Task statement: Copy out each line of the data holding "Battery".

Listed entries:
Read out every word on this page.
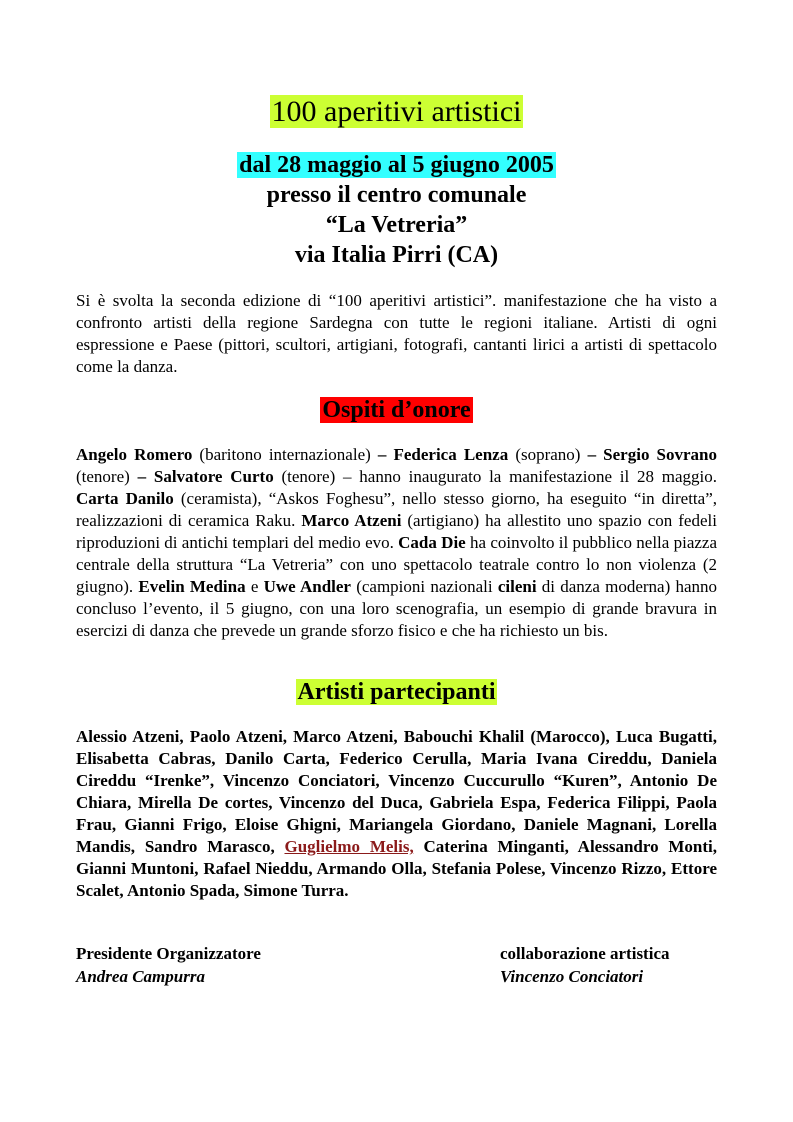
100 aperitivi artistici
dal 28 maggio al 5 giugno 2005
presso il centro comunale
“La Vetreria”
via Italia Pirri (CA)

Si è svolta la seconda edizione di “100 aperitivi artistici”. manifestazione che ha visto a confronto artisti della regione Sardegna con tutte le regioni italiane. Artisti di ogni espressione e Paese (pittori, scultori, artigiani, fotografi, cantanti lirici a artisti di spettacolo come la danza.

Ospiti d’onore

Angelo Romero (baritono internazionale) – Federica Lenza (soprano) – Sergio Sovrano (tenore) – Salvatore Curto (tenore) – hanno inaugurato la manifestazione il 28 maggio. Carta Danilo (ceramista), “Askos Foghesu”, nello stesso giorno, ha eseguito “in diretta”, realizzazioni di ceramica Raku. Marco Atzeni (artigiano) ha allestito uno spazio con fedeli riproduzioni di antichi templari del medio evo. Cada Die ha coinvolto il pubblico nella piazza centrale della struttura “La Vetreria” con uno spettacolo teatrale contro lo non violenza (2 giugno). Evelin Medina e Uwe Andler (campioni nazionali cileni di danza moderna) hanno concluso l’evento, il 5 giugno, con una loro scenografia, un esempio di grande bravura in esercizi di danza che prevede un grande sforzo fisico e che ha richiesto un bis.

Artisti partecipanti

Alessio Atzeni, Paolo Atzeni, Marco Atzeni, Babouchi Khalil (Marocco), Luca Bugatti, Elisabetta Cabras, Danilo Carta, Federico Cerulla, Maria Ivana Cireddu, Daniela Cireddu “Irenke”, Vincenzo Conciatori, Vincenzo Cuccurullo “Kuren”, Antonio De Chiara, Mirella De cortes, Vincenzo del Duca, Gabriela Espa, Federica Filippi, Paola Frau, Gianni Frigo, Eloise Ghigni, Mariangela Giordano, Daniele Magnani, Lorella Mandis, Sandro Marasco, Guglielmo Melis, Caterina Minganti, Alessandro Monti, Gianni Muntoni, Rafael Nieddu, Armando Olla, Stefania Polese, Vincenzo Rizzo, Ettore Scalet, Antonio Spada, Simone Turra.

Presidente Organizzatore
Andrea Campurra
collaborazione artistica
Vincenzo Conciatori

--

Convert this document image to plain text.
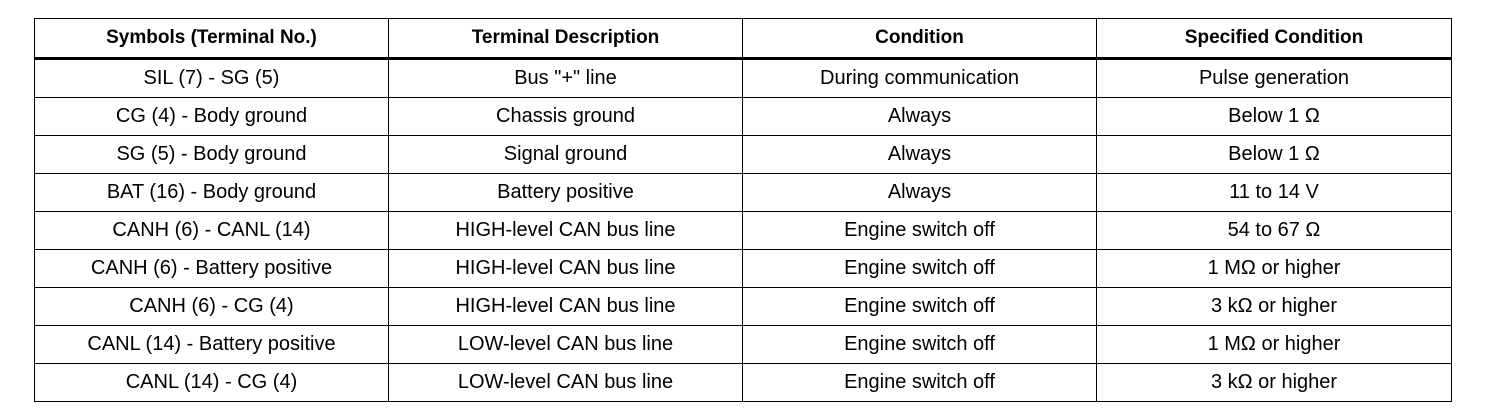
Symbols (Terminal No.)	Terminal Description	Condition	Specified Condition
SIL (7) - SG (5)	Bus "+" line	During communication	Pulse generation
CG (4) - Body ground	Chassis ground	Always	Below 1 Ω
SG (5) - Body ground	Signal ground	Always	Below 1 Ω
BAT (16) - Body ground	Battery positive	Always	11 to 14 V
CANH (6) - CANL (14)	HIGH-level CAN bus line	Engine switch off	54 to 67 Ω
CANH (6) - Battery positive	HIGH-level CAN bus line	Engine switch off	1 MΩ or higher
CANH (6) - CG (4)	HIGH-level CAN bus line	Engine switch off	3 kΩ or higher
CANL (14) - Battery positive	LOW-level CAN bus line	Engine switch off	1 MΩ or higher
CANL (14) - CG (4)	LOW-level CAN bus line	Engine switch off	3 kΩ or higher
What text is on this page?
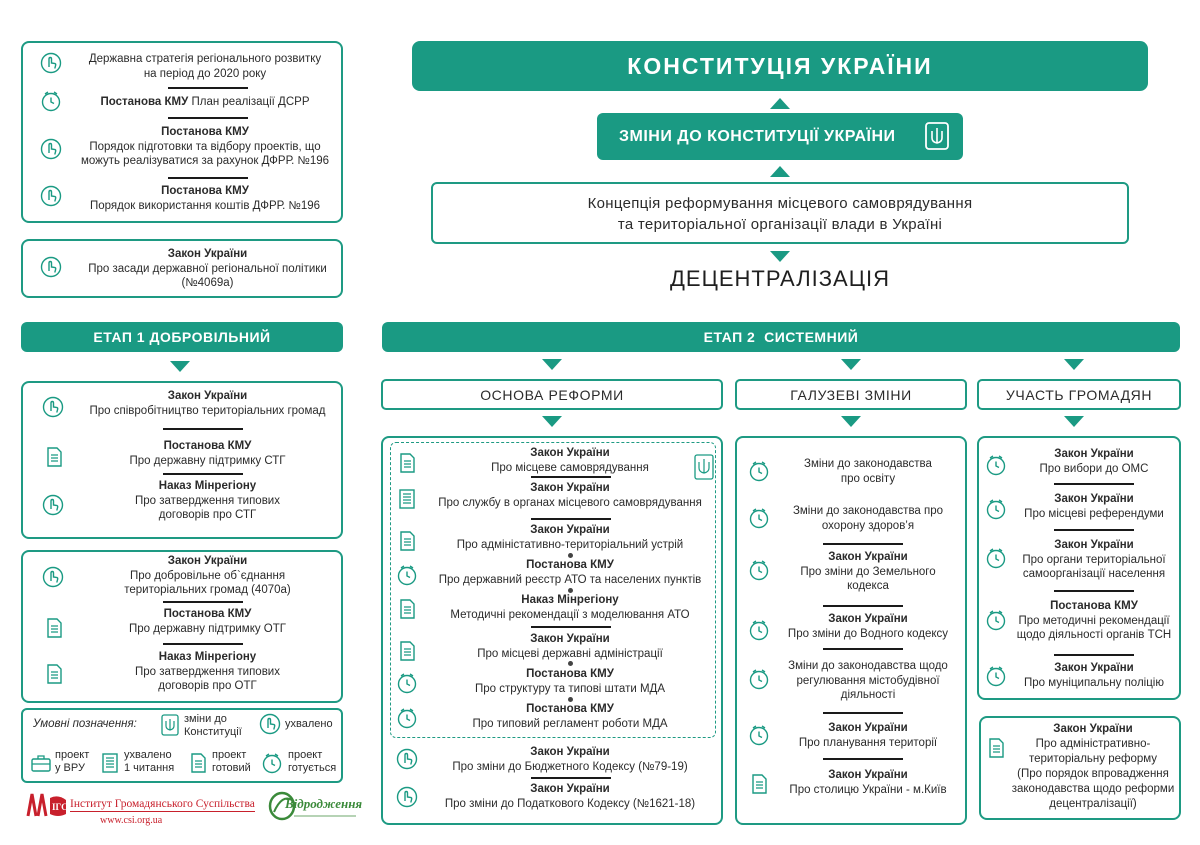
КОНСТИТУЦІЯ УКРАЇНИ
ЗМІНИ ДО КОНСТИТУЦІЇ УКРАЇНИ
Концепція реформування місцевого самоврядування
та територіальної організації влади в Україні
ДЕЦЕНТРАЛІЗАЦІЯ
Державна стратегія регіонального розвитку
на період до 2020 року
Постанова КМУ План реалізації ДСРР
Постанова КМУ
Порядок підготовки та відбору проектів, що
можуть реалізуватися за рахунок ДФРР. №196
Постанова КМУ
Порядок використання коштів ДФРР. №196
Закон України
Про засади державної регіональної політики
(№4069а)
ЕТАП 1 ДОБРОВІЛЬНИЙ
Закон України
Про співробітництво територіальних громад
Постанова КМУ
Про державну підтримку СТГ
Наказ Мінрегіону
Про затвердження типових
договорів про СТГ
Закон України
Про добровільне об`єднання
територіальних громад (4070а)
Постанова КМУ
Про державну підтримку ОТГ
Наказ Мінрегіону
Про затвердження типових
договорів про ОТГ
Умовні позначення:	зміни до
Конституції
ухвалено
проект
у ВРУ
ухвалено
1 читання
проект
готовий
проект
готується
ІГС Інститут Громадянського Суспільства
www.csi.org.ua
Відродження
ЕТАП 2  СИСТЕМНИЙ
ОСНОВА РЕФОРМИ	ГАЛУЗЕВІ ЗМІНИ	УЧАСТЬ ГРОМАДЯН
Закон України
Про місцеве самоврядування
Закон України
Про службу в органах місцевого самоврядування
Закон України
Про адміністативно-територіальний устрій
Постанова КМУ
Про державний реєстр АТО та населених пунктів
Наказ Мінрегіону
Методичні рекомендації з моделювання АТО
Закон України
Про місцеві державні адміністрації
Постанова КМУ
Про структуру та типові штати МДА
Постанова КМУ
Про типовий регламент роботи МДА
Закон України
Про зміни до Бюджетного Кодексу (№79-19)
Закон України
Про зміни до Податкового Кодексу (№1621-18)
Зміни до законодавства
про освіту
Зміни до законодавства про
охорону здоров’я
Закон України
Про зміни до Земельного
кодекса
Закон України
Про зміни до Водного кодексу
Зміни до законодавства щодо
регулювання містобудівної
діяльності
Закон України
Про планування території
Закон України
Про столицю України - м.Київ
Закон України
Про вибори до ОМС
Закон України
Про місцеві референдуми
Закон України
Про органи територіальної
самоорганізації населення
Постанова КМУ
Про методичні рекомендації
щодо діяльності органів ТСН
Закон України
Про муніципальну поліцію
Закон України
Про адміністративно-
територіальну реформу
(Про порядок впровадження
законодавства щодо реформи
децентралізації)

Full solution:
BAT (16) - Body ground	Battery positive	Always	11 to 14 V
CANH (6) - Battery positive	HIGH-level CAN bus line	Engine switch off	1 MΩ or higher
CANL (14) - Battery positive	LOW-level CAN bus line	Engine switch off	1 MΩ or higher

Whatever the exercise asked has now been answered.